== Instruction ==
Return the material below in full and exactly.

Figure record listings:
──────────

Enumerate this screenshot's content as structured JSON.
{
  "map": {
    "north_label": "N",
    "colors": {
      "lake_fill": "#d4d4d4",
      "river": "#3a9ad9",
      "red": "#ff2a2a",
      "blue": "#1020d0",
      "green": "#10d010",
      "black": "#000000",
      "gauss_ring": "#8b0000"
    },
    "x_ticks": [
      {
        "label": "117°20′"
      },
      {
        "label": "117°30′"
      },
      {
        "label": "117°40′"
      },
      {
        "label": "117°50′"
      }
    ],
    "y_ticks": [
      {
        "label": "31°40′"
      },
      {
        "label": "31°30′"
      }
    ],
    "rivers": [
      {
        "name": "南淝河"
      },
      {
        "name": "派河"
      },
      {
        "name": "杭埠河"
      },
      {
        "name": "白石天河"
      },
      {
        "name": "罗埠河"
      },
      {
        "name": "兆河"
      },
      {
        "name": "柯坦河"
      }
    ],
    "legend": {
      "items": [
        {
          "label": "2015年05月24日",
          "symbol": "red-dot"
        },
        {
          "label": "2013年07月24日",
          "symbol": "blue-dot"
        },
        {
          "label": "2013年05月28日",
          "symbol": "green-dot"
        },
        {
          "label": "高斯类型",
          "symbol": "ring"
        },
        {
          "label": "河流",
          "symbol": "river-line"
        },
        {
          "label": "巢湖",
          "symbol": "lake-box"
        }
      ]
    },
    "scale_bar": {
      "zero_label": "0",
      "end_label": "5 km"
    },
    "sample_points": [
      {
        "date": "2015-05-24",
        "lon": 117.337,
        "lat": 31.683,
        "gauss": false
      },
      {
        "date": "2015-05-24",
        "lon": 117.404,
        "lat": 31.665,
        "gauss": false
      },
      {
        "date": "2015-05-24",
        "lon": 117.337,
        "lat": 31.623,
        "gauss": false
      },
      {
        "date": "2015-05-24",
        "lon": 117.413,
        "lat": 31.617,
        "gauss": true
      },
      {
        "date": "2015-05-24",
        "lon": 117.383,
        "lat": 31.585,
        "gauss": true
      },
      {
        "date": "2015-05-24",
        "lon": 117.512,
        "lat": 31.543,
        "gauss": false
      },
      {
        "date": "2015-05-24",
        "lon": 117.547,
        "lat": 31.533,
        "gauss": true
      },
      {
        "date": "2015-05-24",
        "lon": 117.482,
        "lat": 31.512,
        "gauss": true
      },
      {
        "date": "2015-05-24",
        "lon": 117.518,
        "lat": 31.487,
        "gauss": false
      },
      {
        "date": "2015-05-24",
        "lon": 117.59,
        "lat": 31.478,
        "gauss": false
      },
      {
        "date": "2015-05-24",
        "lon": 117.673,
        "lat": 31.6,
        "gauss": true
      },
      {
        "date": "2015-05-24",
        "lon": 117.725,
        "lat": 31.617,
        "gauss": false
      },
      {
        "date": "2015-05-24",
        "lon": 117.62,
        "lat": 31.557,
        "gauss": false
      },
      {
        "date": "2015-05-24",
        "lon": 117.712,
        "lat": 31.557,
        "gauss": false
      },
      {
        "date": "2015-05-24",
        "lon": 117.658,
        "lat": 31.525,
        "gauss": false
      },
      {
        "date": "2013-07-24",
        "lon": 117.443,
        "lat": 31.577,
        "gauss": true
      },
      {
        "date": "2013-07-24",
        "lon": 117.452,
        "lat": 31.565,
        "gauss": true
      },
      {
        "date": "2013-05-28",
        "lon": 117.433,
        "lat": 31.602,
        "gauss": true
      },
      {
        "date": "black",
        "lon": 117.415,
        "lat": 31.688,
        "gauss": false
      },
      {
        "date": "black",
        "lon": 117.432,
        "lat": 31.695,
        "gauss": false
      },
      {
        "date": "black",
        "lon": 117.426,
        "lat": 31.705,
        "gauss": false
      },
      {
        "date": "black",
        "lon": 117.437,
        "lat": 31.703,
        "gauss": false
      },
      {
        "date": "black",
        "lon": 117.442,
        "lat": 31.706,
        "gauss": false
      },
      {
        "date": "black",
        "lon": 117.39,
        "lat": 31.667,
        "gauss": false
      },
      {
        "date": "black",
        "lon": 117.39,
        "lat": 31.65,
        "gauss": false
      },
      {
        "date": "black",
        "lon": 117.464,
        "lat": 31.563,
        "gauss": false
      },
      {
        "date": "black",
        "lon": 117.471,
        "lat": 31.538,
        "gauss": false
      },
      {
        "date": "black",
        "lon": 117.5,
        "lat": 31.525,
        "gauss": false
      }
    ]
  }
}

──────────

== In response ==
Enumerate this screenshot's content as structured JSON.
{
  "map": {
    "north_label": "N",
    "colors": {
      "lake_fill": "#d4d4d4",
      "river": "#3a9ad9",
      "red": "#ff2a2a",
      "blue": "#1020d0",
      "green": "#10d010",
      "black": "#000000",
      "gauss_ring": "#8b0000"
    },
    "x_ticks": [
      {
        "label": "117°20′"
      },
      {
        "label": "117°30′"
      },
      {
        "label": "117°40′"
      },
      {
        "label": "117°50′"
      }
    ],
    "y_ticks": [
      {
        "label": "31°40′"
      },
      {
        "label": "31°30′"
      }
    ],
    "rivers": [
      {
        "name": "南淝河"
      },
      {
        "name": "派河"
      },
      {
        "name": "杭埠河"
      },
      {
        "name": "白石天河"
      },
      {
        "name": "罗埠河"
      },
      {
        "name": "兆河"
      },
      {
        "name": "柯坦河"
      }
    ],
    "legend": {
      "items": [
        {
          "label": "2015年05月24日",
          "symbol": "red-dot"
        },
        {
          "label": "2013年07月24日",
          "symbol": "blue-dot"
        },
        {
          "label": "2013年05月28日",
          "symbol": "green-dot"
        },
        {
          "label": "高斯类型",
          "symbol": "ring"
        },
        {
          "label": "河流",
          "symbol": "river-line"
        },
        {
          "label": "巢湖",
          "symbol": "lake-box"
        }
      ]
    },
    "scale_bar": {
      "zero_label": "0",
      "end_label": "5 km"
    },
    "sample_points": [
      {
        "date": "2015-05-24",
        "lon": 117.337,
        "lat": 31.683,
        "gauss": false
      },
      {
        "date": "2015-05-24",
        "lon": 117.404,
        "lat": 31.665,
        "gauss": false
      },
      {
        "date": "2015-05-24",
        "lon": 117.337,
        "lat": 31.623,
        "gauss": false
      },
      {
        "date": "2015-05-24",
        "lon": 117.413,
        "lat": 31.617,
        "gauss": true
      },
      {
        "date": "2015-05-24",
        "lon": 117.383,
        "lat": 31.585,
        "gauss": true
      },
      {
        "date": "2015-05-24",
        "lon": 117.512,
        "lat": 31.543,
        "gauss": false
      },
      {
        "date": "2015-05-24",
        "lon": 117.547,
        "lat": 31.533,
        "gauss": true
      },
      {
        "date": "2015-05-24",
        "lon": 117.482,
        "lat": 31.512,
        "gauss": true
      },
      {
        "date": "2015-05-24",
        "lon": 117.518,
        "lat": 31.487,
        "gauss": false
      },
      {
        "date": "2015-05-24",
        "lon": 117.59,
        "lat": 31.478,
        "gauss": false
      },
      {
        "date": "2015-05-24",
        "lon": 117.673,
        "lat": 31.6,
        "gauss": true
      },
      {
        "date": "2015-05-24",
        "lon": 117.725,
        "lat": 31.617,
        "gauss": false
      },
      {
        "date": "2015-05-24",
        "lon": 117.62,
        "lat": 31.557,
        "gauss": false
      },
      {
        "date": "2015-05-24",
        "lon": 117.712,
        "lat": 31.557,
        "gauss": false
      },
      {
        "date": "2015-05-24",
        "lon": 117.658,
        "lat": 31.525,
        "gauss": false
      },
      {
        "date": "2013-07-24",
        "lon": 117.443,
        "lat": 31.577,
        "gauss": true
      },
      {
        "date": "2013-07-24",
        "lon": 117.452,
        "lat": 31.565,
        "gauss": true
      },
      {
        "date": "2013-05-28",
        "lon": 117.433,
        "lat": 31.602,
        "gauss": true
      },
      {
        "date": "black",
        "lon": 117.415,
        "lat": 31.688,
        "gauss": false
      },
      {
        "date": "black",
        "lon": 117.432,
        "lat": 31.695,
        "gauss": false
      },
      {
        "date": "black",
        "lon": 117.426,
        "lat": 31.705,
        "gauss": false
      },
      {
        "date": "black",
        "lon": 117.437,
        "lat": 31.703,
        "gauss": false
      },
      {
        "date": "black",
        "lon": 117.442,
        "lat": 31.706,
        "gauss": false
      },
      {
        "date": "black",
        "lon": 117.39,
        "lat": 31.667,
        "gauss": false
      },
      {
        "date": "black",
        "lon": 117.39,
        "lat": 31.65,
        "gauss": false
      },
      {
        "date": "black",
        "lon": 117.464,
        "lat": 31.563,
        "gauss": false
      },
      {
        "date": "black",
        "lon": 117.471,
        "lat": 31.538,
        "gauss": false
      },
      {
        "date": "black",
        "lon": 117.5,
        "lat": 31.525,
        "gauss": false
      }
    ]
  }
}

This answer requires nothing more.